Exercise brief »
Quote the records that follow in full, leaving the pictures out.

Data excerpts »
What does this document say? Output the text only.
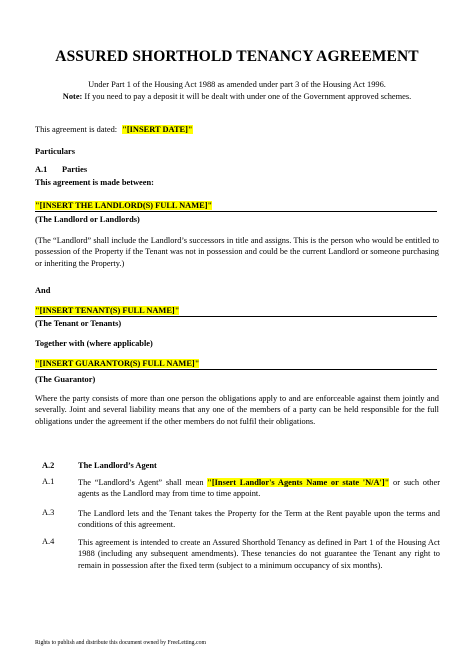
ASSURED SHORTHOLD TENANCY AGREEMENT
Under Part 1 of the Housing Act 1988 as amended under part 3 of the Housing Act 1996.
Note: If you need to pay a deposit it will be dealt with under one of the Government approved schemes.
This agreement is dated: "[INSERT DATE]"
Particulars
A.1 Parties
This agreement is made between:
"[INSERT THE LANDLORD(S) FULL NAME]"
(The Landlord or Landlords)
(The “Landlord” shall include the Landlord’s successors in title and assigns. This is the person who would be entitled to possession of the Property if the Tenant was not in possession and could be the current Landlord or someone purchasing or inheriting the Property.)
And
"[INSERT TENANT(S) FULL NAME]"
(The Tenant or Tenants)
Together with (where applicable)
"[INSERT GUARANTOR(S) FULL NAME]"
(The Guarantor)
Where the party consists of more than one person the obligations apply to and are enforceable against them jointly and severally. Joint and several liability means that any one of the members of a party can be held responsible for the full obligations under the agreement if the other members do not fulfil their obligations.
A.2	The Landlord’s Agent
A.1	The “Landlord’s Agent” shall mean "[Insert Landlor's Agents Name or state 'N/A']" or such other agents as the Landlord may from time to time appoint.
A.3	The Landlord lets and the Tenant takes the Property for the Term at the Rent payable upon the terms and conditions of this agreement.
A.4	This agreement is intended to create an Assured Shorthold Tenancy as defined in Part 1 of the Housing Act 1988 (including any subsequent amendments). These tenancies do not guarantee the Tenant any right to remain in possession after the fixed term (subject to a minimum occupancy of six months).
Rights to publish and distribute this document owned by FreeLetting.com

Exercise answer »
What does this document say? Output the text only.
ASSURED SHORTHOLD TENANCY AGREEMENT
Under Part 1 of the Housing Act 1988 as amended under part 3 of the Housing Act 1996.
Note: If you need to pay a deposit it will be dealt with under one of the Government approved schemes.
This agreement is dated: "[INSERT DATE]"
Particulars
A.1 Parties
This agreement is made between:
"[INSERT THE LANDLORD(S) FULL NAME]"
(The Landlord or Landlords)
(The “Landlord” shall include the Landlord’s successors in title and assigns. This is the person who would be entitled to possession of the Property if the Tenant was not in possession and could be the current Landlord or someone purchasing or inheriting the Property.)
And
"[INSERT TENANT(S) FULL NAME]"
(The Tenant or Tenants)
Together with (where applicable)
"[INSERT GUARANTOR(S) FULL NAME]"
(The Guarantor)
Where the party consists of more than one person the obligations apply to and are enforceable against them jointly and severally. Joint and several liability means that any one of the members of a party can be held responsible for the full obligations under the agreement if the other members do not fulfil their obligations.
A.2	The Landlord’s Agent
A.1	The “Landlord’s Agent” shall mean "[Insert Landlor's Agents Name or state 'N/A']" or such other agents as the Landlord may from time to time appoint.
A.3	The Landlord lets and the Tenant takes the Property for the Term at the Rent payable upon the terms and conditions of this agreement.
A.4	This agreement is intended to create an Assured Shorthold Tenancy as defined in Part 1 of the Housing Act 1988 (including any subsequent amendments). These tenancies do not guarantee the Tenant any right to remain in possession after the fixed term (subject to a minimum occupancy of six months).
Rights to publish and distribute this document owned by FreeLetting.com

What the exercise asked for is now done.